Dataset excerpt
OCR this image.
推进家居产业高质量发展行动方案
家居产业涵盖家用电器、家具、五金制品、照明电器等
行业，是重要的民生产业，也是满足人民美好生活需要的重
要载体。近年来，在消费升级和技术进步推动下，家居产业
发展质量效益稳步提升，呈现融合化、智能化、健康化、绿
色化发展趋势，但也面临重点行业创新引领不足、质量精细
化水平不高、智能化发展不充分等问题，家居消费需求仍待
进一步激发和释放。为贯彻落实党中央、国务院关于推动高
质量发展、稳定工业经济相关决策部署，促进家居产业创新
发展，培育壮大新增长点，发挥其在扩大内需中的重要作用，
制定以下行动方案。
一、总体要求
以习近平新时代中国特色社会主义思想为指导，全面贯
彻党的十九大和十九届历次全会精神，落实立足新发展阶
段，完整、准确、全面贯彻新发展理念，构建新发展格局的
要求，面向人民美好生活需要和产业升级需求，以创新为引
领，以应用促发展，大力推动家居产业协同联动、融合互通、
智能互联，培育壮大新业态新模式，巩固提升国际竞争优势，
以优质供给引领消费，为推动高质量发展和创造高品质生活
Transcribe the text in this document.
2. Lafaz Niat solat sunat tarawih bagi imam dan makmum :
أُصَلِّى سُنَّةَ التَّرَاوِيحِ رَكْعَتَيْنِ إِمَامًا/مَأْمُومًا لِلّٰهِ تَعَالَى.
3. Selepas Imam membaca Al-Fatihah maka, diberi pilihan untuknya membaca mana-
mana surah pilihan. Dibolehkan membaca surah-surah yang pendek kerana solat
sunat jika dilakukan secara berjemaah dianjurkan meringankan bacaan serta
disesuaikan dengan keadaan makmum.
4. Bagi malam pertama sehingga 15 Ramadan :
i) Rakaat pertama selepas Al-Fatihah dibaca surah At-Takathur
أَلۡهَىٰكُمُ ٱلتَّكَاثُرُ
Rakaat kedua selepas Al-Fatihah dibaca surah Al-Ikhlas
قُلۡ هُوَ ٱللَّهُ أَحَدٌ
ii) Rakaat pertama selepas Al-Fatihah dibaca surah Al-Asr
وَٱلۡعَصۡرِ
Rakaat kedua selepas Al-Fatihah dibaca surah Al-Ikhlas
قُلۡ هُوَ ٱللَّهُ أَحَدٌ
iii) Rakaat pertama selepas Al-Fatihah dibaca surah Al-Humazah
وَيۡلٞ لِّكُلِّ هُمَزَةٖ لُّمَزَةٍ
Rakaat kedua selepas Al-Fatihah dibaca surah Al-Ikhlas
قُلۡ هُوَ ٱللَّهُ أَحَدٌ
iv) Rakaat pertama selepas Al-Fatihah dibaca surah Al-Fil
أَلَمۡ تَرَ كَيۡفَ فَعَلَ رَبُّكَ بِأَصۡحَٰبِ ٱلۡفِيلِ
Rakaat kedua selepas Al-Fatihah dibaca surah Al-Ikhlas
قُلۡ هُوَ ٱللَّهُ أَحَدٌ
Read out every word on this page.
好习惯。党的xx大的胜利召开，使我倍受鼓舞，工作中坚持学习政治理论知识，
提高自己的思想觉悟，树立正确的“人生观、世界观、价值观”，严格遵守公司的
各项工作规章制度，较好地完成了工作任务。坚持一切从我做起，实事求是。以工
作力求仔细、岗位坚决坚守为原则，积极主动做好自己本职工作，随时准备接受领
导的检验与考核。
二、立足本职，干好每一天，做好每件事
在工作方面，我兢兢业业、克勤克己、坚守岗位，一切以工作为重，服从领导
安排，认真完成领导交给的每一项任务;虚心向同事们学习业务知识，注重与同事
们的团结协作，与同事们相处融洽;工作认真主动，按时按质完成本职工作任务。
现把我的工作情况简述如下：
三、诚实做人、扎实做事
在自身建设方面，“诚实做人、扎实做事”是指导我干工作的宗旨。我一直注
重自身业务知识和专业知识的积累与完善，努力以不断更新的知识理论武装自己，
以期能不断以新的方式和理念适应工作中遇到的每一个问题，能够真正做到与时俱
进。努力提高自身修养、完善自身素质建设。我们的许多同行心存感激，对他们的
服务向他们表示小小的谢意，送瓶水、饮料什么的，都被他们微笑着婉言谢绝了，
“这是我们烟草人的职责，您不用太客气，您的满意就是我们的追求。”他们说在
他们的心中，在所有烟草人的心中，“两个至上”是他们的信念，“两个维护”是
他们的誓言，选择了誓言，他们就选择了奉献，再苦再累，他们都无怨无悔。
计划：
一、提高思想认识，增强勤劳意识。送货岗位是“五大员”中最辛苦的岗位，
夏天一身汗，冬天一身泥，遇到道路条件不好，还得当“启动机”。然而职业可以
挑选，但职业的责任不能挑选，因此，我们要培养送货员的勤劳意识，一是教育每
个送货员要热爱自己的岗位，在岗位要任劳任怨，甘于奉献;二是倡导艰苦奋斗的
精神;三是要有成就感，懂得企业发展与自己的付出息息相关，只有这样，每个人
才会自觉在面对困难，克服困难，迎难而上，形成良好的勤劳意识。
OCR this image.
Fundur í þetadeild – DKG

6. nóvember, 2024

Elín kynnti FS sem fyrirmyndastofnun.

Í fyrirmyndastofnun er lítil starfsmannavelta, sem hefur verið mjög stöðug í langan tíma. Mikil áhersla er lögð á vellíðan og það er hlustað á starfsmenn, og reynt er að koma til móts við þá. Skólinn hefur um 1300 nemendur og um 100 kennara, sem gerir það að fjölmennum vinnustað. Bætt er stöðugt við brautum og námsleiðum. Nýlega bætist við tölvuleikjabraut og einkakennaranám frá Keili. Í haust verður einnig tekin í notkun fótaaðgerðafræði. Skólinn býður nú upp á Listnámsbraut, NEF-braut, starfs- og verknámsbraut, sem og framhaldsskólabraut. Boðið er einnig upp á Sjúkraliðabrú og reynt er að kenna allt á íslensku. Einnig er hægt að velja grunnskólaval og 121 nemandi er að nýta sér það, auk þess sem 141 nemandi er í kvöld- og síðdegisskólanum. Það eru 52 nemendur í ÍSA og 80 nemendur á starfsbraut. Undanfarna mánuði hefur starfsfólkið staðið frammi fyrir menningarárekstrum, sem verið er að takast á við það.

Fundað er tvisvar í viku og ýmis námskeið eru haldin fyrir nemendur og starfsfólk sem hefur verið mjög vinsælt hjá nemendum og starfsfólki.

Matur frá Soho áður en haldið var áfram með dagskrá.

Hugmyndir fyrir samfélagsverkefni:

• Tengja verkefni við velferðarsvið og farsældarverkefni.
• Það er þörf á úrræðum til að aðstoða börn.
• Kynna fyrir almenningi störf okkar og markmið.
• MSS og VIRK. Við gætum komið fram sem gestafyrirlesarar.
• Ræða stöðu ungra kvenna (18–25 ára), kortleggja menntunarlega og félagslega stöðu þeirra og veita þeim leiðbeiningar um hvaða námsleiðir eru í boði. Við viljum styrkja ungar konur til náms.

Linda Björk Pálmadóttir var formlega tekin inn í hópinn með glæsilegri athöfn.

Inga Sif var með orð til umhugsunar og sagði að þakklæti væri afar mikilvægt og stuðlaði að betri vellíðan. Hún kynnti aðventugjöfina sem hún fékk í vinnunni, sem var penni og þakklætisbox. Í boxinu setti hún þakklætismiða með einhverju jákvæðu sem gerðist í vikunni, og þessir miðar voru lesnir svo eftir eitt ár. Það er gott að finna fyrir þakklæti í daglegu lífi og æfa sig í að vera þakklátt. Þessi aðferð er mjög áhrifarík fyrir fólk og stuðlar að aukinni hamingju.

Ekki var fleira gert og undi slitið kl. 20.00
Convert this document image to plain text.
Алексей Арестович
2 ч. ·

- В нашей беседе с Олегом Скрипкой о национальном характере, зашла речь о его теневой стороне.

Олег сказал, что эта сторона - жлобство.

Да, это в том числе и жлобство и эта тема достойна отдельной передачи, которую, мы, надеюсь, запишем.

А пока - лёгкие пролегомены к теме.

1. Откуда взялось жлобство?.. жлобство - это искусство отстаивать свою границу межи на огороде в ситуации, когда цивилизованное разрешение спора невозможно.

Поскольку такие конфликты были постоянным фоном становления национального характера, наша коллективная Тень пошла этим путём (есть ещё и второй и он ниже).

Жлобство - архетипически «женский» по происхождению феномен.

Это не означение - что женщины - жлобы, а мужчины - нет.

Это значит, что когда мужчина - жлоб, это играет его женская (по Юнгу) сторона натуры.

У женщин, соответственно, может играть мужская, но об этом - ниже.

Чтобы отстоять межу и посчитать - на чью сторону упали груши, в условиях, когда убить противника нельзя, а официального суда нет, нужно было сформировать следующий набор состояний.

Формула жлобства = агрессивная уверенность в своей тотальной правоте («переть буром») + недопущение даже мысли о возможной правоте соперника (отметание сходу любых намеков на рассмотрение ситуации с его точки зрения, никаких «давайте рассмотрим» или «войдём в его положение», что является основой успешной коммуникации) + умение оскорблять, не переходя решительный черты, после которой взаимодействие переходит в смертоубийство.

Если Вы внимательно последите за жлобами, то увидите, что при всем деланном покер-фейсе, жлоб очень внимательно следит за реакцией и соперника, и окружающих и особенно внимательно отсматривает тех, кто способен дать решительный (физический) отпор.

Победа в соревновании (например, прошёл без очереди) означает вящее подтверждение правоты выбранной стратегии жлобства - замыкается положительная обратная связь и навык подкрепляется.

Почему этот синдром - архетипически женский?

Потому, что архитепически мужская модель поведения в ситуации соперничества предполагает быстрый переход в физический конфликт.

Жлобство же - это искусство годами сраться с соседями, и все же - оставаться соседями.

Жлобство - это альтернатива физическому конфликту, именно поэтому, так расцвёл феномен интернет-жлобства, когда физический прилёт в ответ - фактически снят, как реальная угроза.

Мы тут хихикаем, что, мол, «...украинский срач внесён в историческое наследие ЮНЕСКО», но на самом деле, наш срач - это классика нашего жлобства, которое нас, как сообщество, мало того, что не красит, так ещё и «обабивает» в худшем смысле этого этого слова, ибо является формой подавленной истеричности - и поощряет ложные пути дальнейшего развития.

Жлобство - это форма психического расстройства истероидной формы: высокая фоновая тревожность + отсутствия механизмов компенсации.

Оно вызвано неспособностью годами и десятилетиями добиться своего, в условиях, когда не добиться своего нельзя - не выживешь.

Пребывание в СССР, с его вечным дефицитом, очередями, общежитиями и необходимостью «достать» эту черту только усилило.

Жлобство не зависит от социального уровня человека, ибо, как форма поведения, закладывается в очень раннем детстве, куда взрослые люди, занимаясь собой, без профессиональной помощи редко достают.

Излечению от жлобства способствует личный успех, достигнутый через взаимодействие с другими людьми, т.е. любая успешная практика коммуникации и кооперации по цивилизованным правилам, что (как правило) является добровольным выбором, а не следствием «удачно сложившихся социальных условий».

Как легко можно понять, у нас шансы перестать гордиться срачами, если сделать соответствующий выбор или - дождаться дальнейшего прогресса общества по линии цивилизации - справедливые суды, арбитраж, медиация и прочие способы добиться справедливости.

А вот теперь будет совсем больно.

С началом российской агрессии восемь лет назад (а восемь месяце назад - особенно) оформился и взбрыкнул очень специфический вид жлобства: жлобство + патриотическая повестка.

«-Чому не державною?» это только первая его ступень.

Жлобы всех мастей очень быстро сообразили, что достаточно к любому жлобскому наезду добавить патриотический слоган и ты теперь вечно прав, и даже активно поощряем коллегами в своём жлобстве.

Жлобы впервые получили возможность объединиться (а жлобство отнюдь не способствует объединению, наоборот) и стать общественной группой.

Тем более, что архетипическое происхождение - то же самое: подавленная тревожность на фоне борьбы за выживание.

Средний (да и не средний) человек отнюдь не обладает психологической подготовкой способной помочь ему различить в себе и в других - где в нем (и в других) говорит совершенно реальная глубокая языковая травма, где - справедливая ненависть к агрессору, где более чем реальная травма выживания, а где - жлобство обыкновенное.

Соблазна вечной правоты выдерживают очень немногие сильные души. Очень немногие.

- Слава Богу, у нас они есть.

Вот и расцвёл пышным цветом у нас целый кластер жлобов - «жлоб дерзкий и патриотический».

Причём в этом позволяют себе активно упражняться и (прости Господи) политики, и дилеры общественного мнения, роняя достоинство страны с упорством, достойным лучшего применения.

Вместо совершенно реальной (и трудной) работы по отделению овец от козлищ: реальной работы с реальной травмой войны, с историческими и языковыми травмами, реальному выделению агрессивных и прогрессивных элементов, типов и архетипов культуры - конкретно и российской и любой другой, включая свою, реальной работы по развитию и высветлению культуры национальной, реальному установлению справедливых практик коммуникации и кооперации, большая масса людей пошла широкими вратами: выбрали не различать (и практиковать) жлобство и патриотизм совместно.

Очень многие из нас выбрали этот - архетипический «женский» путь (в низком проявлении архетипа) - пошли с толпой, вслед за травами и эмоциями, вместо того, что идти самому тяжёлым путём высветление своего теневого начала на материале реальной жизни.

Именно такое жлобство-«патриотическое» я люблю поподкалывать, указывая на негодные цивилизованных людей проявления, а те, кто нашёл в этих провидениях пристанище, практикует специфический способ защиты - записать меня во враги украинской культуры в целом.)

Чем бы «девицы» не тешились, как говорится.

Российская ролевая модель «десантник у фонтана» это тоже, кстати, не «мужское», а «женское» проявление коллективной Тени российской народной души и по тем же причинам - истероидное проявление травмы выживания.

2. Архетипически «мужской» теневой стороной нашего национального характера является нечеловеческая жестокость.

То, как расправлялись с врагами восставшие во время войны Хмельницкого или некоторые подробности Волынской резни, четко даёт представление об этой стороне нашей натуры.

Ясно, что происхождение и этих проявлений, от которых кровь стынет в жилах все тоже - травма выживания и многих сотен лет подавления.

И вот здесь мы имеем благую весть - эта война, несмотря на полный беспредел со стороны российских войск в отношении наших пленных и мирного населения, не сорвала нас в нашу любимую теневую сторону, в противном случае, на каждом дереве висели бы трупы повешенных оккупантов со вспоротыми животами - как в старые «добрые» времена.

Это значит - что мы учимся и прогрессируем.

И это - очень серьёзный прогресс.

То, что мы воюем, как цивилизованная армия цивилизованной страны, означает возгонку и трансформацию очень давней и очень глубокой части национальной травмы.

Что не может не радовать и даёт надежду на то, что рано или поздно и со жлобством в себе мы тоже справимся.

Aim
Extract every line above containing the word "теперь".

Solution below
А вот теперь будет совсем больно.
Жлобы всех мастей очень быстро сообразили, что достаточно к любому жлобскому наезду добавить патриотический слоган и ты теперь вечно прав, и даже активно поощряем коллегами в своём жлобстве.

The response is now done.